SET TASK:
Your answer should be a single number: how many lines in the data below hold the string "name".

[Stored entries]

-*-

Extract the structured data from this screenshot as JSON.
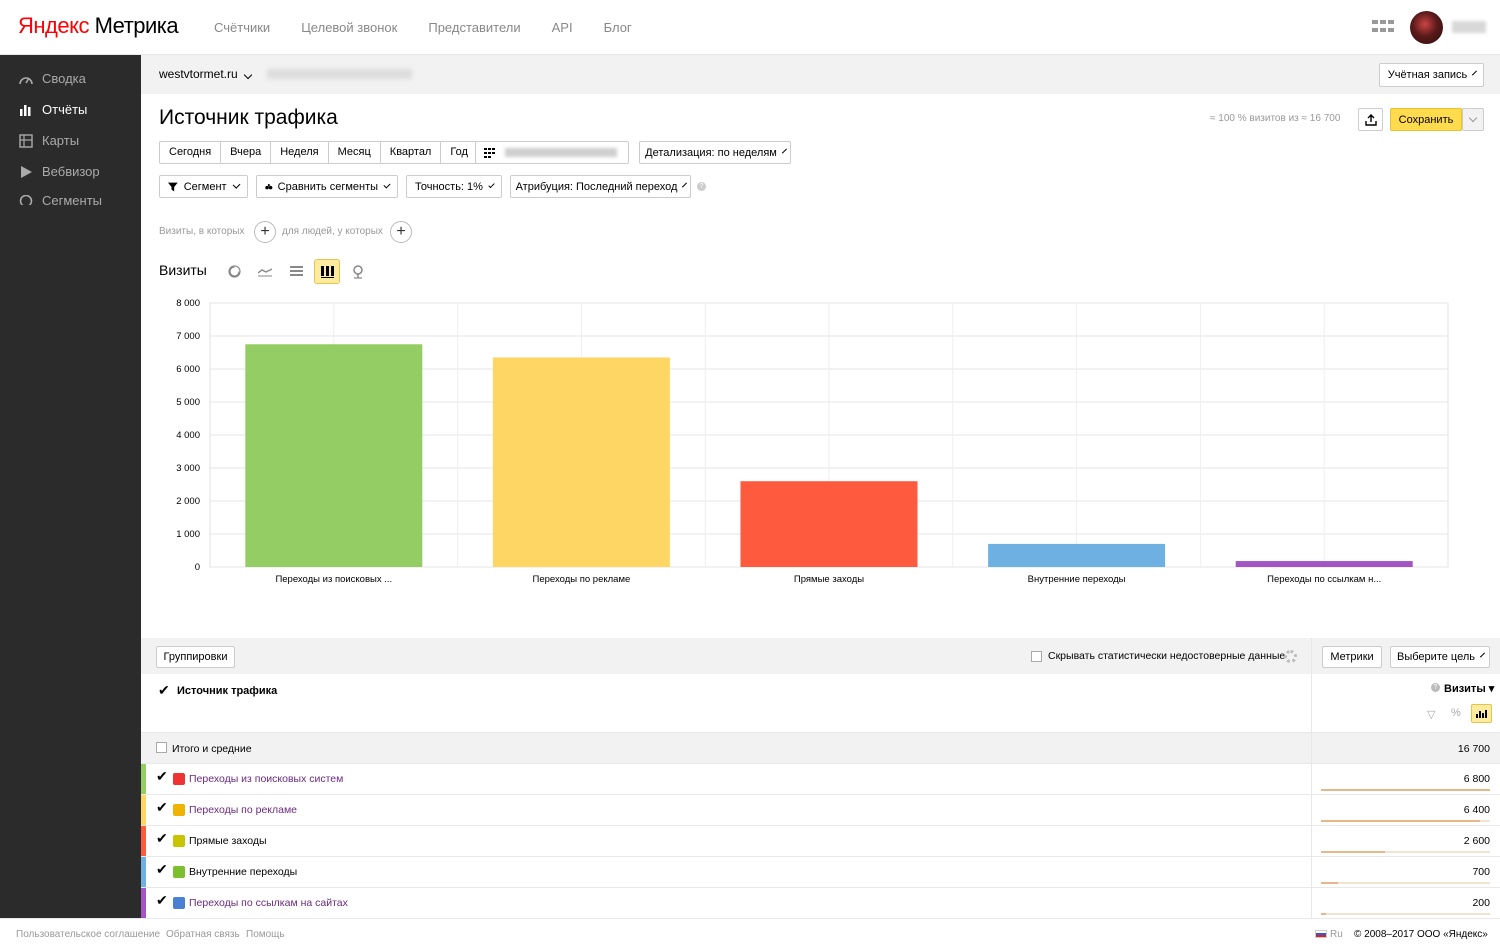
{
  "header": {
    "logo_brand": "Яндекс",
    "logo_product": "Метрика",
    "nav": [
      "Счётчики",
      "Целевой звонок",
      "Представители",
      "API",
      "Блог"
    ]
  },
  "sidebar": {
    "items": [
      {
        "label": "Сводка",
        "icon": "dashboard-icon",
        "active": false
      },
      {
        "label": "Отчёты",
        "icon": "bar-chart-icon",
        "active": true
      },
      {
        "label": "Карты",
        "icon": "map-icon",
        "active": false
      },
      {
        "label": "Вебвизор",
        "icon": "play-icon",
        "active": false
      },
      {
        "label": "Сегменты",
        "icon": "segments-icon",
        "active": false
      }
    ]
  },
  "counter": {
    "site": "westvtormet.ru",
    "account_button": "Учётная запись"
  },
  "report": {
    "title": "Источник трафика",
    "visits_info": "≈ 100 % визитов из ≈ 16 700",
    "save_label": "Сохранить",
    "periods": [
      "Сегодня",
      "Вчера",
      "Неделя",
      "Месяц",
      "Квартал",
      "Год"
    ],
    "detail_label": "Детализация: по неделям",
    "segment_label": "Сегмент",
    "compare_label": "Сравнить сегменты",
    "accuracy_label": "Точность: 1%",
    "attribution_label": "Атрибуция: Последний переход",
    "filter_visits": "Визиты, в которых",
    "filter_people": "для людей, у которых",
    "chart_metric": "Визиты"
  },
  "chart_data": {
    "type": "bar",
    "categories": [
      "Переходы из поисковых ...",
      "Переходы по рекламе",
      "Прямые заходы",
      "Внутренние переходы",
      "Переходы по ссылкам н..."
    ],
    "values": [
      6750,
      6350,
      2600,
      700,
      180
    ],
    "colors": [
      "#94cd63",
      "#fdd663",
      "#fd5a3e",
      "#6fb0e3",
      "#a355c4"
    ],
    "ylim": [
      0,
      8000
    ],
    "yticks": [
      "0",
      "1 000",
      "2 000",
      "3 000",
      "4 000",
      "5 000",
      "6 000",
      "7 000",
      "8 000"
    ],
    "grid": true
  },
  "table": {
    "groupings_label": "Группировки",
    "hide_unreliable_label": "Скрывать статистически недостоверные данные",
    "metrics_label": "Метрики",
    "goal_label": "Выберите цель",
    "dimension_header": "Источник трафика",
    "metric_header": "Визиты",
    "total_label": "Итого и средние",
    "total_value": "16 700",
    "rows": [
      {
        "label": "Переходы из поисковых систем",
        "value": "6 800",
        "share": 1.0,
        "color": "#94cd63",
        "icon_color": "#e33",
        "link": true
      },
      {
        "label": "Переходы по рекламе",
        "value": "6 400",
        "share": 0.94,
        "color": "#fdd663",
        "icon_color": "#f0b400",
        "link": true
      },
      {
        "label": "Прямые заходы",
        "value": "2 600",
        "share": 0.38,
        "color": "#fd5a3e",
        "icon_color": "#c9c400",
        "link": false
      },
      {
        "label": "Внутренние переходы",
        "value": "700",
        "share": 0.1,
        "color": "#6fb0e3",
        "icon_color": "#7cbf2f",
        "link": false
      },
      {
        "label": "Переходы по ссылкам на сайтах",
        "value": "200",
        "share": 0.03,
        "color": "#a355c4",
        "icon_color": "#4a7fd6",
        "link": true
      }
    ]
  },
  "footer": {
    "agreement": "Пользовательское соглашение",
    "feedback": "Обратная связь",
    "help": "Помощь",
    "lang": "Ru",
    "copyright": "© 2008–2017 ООО «Яндекс»"
  }
}
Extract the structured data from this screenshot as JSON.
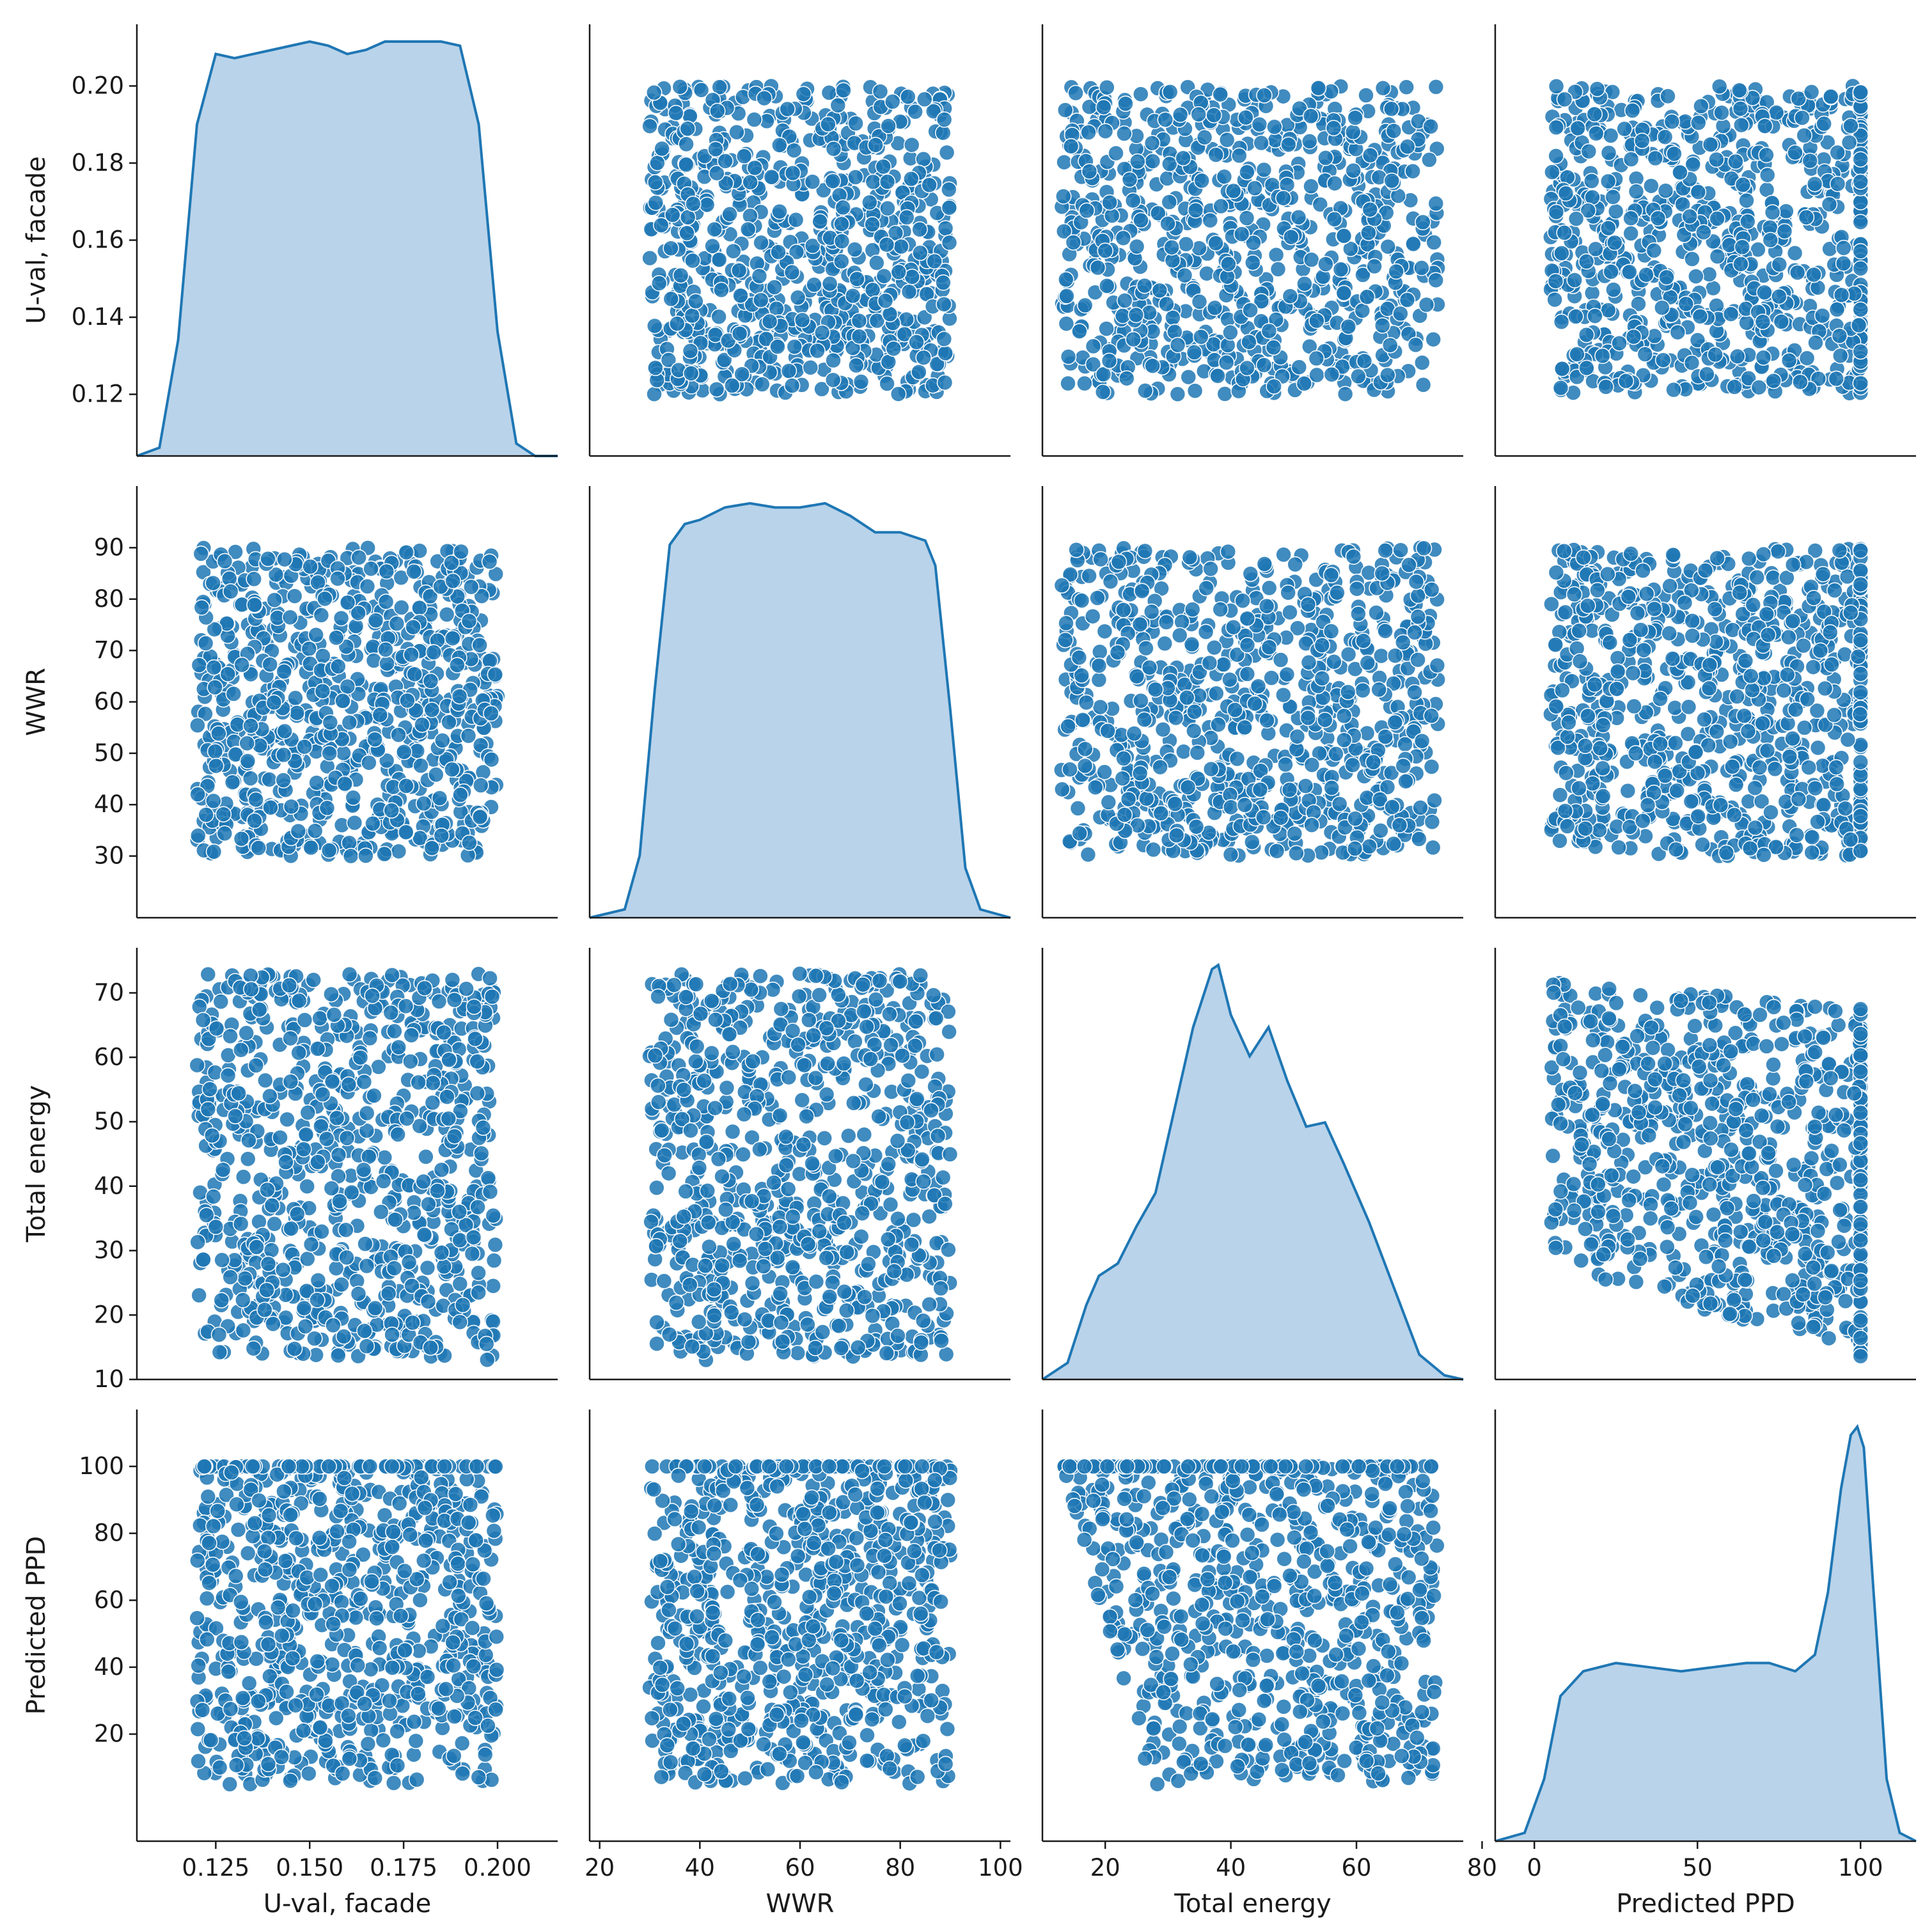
{
  "chart_data": {
    "type": "pairplot",
    "title": "",
    "colors": {
      "point": "#1f77b4",
      "point_edge": "#ffffff",
      "kde_fill": "#b9d3ea",
      "kde_line": "#1f77b4",
      "axis": "#1a1a1a"
    },
    "variables": [
      {
        "name": "U-val, facade",
        "range": [
          0.12,
          0.2
        ],
        "axis_lim": [
          0.104,
          0.216
        ],
        "ticks_y": [
          "0.12",
          "0.14",
          "0.16",
          "0.18",
          "0.20"
        ],
        "ticks_x": [
          "0.125",
          "0.150",
          "0.175",
          "0.200"
        ]
      },
      {
        "name": "WWR",
        "range": [
          30,
          90
        ],
        "axis_lim": [
          18,
          102
        ],
        "ticks_y": [
          "30",
          "40",
          "50",
          "60",
          "70",
          "80",
          "90"
        ],
        "ticks_x": [
          "20",
          "40",
          "60",
          "80",
          "100"
        ]
      },
      {
        "name": "Total energy",
        "range": [
          13,
          73
        ],
        "axis_lim": [
          10,
          77
        ],
        "ticks_y": [
          "10",
          "20",
          "30",
          "40",
          "50",
          "60",
          "70"
        ],
        "ticks_x": [
          "20",
          "40",
          "60",
          "80"
        ]
      },
      {
        "name": "Predicted PPD",
        "range": [
          5,
          100
        ],
        "axis_lim": [
          -12,
          117
        ],
        "ticks_y": [
          "20",
          "40",
          "60",
          "80",
          "100"
        ],
        "ticks_x": [
          "0",
          "50",
          "100"
        ]
      }
    ],
    "diagonal_kde": [
      {
        "variable": "U-val, facade",
        "x": [
          0.104,
          0.11,
          0.115,
          0.12,
          0.125,
          0.13,
          0.135,
          0.14,
          0.145,
          0.15,
          0.155,
          0.16,
          0.165,
          0.17,
          0.175,
          0.18,
          0.185,
          0.19,
          0.195,
          0.2,
          0.205,
          0.21,
          0.216
        ],
        "density": [
          0.0,
          0.02,
          0.28,
          0.8,
          0.97,
          0.96,
          0.97,
          0.98,
          0.99,
          1.0,
          0.99,
          0.97,
          0.98,
          1.0,
          1.0,
          1.0,
          1.0,
          0.99,
          0.8,
          0.3,
          0.03,
          0.0,
          0.0
        ]
      },
      {
        "variable": "WWR",
        "x": [
          18,
          25,
          28,
          31,
          34,
          37,
          40,
          45,
          50,
          55,
          60,
          65,
          70,
          75,
          80,
          85,
          87,
          90,
          93,
          96,
          102
        ],
        "density": [
          0.0,
          0.02,
          0.15,
          0.55,
          0.9,
          0.95,
          0.96,
          0.99,
          1.0,
          0.99,
          0.99,
          1.0,
          0.97,
          0.93,
          0.93,
          0.91,
          0.85,
          0.5,
          0.12,
          0.02,
          0.0
        ]
      },
      {
        "variable": "Total energy",
        "x": [
          10,
          14,
          17,
          19,
          22,
          25,
          28,
          31,
          34,
          37,
          38,
          40,
          43,
          46,
          49,
          52,
          55,
          58,
          62,
          66,
          70,
          74,
          77
        ],
        "density": [
          0.0,
          0.04,
          0.18,
          0.25,
          0.28,
          0.37,
          0.45,
          0.65,
          0.85,
          0.99,
          1.0,
          0.88,
          0.78,
          0.85,
          0.72,
          0.61,
          0.62,
          0.52,
          0.38,
          0.22,
          0.06,
          0.01,
          0.0
        ]
      },
      {
        "variable": "Predicted PPD",
        "x": [
          -12,
          -3,
          3,
          8,
          15,
          25,
          35,
          45,
          55,
          65,
          72,
          80,
          86,
          90,
          94,
          97,
          99,
          101,
          104,
          108,
          112,
          117
        ],
        "density": [
          0.0,
          0.02,
          0.15,
          0.35,
          0.41,
          0.43,
          0.42,
          0.41,
          0.42,
          0.43,
          0.43,
          0.41,
          0.45,
          0.6,
          0.85,
          0.98,
          1.0,
          0.95,
          0.6,
          0.15,
          0.02,
          0.0
        ]
      }
    ],
    "scatter_relationships": [
      {
        "x": "WWR",
        "y": "U-val, facade",
        "pattern": "uniform"
      },
      {
        "x": "Total energy",
        "y": "U-val, facade",
        "pattern": "uniform"
      },
      {
        "x": "Predicted PPD",
        "y": "U-val, facade",
        "pattern": "uniform"
      },
      {
        "x": "U-val, facade",
        "y": "WWR",
        "pattern": "uniform"
      },
      {
        "x": "Total energy",
        "y": "WWR",
        "pattern": "uniform"
      },
      {
        "x": "Predicted PPD",
        "y": "WWR",
        "pattern": "uniform"
      },
      {
        "x": "U-val, facade",
        "y": "Total energy",
        "pattern": "uniform"
      },
      {
        "x": "WWR",
        "y": "Total energy",
        "pattern": "uniform"
      },
      {
        "x": "Predicted PPD",
        "y": "Total energy",
        "pattern": "upper band declines from about 70 to 68; lower bound declines from about 29 at PPD 0 to about 13 at PPD 100"
      },
      {
        "x": "U-val, facade",
        "y": "Predicted PPD",
        "pattern": "uniform with cluster at 100"
      },
      {
        "x": "WWR",
        "y": "Predicted PPD",
        "pattern": "uniform with cluster at 100"
      },
      {
        "x": "Total energy",
        "y": "Predicted PPD",
        "pattern": "left bound moves right as PPD decreases: about 13 at PPD 100 to about 28 at PPD 5"
      }
    ]
  }
}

-*-

RESULT OF THE TASK:
4